### What to do:
Take each line containing the word "Slope" and copy it.

### Dataset rows:
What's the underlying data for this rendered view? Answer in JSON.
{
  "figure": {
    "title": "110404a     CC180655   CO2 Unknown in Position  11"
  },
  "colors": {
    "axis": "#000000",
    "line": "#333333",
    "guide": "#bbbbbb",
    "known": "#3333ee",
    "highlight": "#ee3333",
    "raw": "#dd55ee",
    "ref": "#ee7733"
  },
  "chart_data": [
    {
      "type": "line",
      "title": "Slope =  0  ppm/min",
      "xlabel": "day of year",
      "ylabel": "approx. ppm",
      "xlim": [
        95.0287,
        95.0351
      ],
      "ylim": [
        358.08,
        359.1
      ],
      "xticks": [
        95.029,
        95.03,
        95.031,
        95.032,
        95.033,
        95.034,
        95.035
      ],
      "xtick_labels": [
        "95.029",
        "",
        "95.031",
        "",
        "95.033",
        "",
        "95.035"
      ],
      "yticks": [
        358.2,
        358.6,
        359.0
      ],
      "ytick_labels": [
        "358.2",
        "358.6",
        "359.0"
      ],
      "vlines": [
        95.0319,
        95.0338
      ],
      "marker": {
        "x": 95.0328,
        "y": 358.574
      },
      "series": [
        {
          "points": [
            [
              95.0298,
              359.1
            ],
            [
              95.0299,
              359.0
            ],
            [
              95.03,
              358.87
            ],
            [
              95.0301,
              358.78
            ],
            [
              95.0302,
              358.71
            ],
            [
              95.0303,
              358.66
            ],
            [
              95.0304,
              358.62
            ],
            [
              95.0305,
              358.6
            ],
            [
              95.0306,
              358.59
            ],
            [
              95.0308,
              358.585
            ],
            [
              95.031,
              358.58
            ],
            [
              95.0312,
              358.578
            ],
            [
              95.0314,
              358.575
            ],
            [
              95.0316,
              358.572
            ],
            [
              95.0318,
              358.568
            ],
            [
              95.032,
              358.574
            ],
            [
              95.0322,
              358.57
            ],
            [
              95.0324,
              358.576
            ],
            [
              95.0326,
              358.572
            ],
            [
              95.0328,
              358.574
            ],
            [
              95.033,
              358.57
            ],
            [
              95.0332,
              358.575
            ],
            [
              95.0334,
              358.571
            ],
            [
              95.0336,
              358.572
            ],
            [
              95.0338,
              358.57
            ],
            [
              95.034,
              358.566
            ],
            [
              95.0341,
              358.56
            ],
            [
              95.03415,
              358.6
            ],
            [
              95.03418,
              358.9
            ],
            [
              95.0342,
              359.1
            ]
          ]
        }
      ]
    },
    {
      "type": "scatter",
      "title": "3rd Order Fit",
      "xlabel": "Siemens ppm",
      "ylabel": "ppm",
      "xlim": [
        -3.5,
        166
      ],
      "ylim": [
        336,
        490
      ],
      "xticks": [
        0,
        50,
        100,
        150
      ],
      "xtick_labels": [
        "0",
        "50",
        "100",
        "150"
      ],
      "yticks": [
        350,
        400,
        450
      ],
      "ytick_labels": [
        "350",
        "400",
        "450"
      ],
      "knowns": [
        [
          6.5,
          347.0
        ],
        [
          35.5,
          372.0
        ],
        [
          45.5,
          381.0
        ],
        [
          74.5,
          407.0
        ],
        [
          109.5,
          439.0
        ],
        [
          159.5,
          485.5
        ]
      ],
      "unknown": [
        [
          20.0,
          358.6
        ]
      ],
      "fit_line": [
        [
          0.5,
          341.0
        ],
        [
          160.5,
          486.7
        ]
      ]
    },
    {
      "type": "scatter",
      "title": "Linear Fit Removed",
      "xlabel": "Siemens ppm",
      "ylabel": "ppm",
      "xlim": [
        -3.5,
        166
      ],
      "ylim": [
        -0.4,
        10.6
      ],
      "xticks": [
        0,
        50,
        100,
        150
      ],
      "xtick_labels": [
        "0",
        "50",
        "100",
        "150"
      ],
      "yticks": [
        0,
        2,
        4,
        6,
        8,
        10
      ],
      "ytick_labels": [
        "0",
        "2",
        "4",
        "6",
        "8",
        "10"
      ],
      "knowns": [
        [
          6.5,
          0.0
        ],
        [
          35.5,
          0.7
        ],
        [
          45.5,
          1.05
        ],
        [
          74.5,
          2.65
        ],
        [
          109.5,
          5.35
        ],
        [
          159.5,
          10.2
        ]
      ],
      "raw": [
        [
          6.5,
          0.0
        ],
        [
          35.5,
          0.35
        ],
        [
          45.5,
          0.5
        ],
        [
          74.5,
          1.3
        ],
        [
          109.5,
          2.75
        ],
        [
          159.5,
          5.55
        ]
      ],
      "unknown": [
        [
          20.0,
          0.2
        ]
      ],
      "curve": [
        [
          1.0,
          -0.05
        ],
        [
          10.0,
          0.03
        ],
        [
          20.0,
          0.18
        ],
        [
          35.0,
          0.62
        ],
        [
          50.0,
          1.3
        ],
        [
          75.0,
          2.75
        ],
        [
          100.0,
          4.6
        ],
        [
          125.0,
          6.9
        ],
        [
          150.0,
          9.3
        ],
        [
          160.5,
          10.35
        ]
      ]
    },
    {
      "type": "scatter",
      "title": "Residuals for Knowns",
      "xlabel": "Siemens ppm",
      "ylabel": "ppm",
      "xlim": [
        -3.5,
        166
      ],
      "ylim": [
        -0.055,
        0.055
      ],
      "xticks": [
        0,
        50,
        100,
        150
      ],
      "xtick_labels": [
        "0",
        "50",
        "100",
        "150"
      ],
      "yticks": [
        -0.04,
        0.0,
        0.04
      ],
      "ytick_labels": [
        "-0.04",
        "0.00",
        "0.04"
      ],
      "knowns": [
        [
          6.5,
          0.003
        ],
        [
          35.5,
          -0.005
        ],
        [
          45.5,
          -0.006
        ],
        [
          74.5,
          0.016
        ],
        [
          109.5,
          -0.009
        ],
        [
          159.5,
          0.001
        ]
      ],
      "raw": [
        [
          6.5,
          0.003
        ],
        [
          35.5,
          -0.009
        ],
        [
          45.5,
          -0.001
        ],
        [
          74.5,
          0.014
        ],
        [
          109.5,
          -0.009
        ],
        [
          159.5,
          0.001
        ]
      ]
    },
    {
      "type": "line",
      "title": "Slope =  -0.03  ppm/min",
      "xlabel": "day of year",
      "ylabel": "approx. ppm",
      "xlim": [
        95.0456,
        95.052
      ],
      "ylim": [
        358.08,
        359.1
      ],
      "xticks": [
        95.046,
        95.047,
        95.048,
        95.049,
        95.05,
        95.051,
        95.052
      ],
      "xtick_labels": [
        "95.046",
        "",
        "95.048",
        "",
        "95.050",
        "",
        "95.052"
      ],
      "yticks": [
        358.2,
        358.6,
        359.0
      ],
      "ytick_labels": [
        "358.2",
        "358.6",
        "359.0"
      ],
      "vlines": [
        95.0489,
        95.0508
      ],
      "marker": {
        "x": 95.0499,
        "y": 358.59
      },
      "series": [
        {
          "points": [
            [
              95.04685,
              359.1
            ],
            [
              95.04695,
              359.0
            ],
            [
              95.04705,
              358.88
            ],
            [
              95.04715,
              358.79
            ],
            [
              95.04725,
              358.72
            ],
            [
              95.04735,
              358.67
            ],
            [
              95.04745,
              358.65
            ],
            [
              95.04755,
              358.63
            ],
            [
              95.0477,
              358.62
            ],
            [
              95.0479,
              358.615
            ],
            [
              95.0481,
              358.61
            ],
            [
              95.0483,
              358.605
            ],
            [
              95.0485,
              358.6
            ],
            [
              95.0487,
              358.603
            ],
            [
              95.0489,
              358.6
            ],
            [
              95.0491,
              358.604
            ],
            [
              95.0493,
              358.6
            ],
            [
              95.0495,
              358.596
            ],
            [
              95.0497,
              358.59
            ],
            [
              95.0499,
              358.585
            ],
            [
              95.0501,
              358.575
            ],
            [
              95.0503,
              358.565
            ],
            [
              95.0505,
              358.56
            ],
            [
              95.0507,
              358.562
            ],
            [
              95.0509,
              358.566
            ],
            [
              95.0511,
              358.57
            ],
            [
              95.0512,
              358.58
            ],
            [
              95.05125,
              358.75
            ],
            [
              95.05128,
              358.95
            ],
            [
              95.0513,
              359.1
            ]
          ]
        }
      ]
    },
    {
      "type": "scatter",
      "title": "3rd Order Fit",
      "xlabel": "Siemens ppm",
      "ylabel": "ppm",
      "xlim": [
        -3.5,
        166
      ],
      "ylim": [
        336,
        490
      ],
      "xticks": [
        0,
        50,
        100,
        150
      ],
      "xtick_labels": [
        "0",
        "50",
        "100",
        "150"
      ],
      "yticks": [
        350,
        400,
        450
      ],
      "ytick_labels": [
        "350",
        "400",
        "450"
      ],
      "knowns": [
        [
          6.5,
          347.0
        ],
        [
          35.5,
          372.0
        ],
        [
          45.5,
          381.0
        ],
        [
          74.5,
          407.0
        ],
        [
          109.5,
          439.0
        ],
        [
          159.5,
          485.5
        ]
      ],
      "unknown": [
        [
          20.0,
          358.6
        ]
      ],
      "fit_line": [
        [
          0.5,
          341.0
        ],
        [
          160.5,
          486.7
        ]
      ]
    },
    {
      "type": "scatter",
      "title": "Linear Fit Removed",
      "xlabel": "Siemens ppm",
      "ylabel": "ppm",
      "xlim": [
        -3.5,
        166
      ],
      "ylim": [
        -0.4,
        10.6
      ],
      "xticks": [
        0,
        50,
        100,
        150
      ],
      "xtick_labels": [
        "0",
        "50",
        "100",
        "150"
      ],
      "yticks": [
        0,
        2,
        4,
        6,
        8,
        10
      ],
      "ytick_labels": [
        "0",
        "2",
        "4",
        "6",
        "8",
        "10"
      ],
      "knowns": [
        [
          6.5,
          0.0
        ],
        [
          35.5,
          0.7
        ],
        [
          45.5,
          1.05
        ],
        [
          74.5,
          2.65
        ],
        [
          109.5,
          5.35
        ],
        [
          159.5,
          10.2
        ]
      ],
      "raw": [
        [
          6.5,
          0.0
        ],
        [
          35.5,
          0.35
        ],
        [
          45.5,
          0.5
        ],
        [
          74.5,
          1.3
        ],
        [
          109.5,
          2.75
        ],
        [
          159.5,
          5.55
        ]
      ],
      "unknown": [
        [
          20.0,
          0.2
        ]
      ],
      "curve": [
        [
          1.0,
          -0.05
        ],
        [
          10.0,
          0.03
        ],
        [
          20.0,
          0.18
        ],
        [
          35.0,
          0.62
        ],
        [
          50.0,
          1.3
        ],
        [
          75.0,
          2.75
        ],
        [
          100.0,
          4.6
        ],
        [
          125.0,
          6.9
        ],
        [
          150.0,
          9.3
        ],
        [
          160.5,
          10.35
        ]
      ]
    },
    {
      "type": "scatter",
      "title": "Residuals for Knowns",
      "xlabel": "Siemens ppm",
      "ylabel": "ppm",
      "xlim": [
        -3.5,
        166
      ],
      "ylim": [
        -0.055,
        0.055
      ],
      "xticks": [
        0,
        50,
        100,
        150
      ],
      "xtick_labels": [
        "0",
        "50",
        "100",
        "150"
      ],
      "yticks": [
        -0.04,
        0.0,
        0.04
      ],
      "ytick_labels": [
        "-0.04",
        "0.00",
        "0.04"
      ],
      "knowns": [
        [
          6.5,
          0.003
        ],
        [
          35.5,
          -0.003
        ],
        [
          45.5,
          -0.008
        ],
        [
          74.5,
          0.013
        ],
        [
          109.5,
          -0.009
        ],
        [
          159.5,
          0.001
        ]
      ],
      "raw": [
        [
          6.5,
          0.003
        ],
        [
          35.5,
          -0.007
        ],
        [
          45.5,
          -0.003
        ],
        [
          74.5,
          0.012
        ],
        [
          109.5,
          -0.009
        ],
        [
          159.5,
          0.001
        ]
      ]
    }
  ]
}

### Task solution:
      "title": "Slope =  0  ppm/min",
      "title": "Slope =  -0.03  ppm/min",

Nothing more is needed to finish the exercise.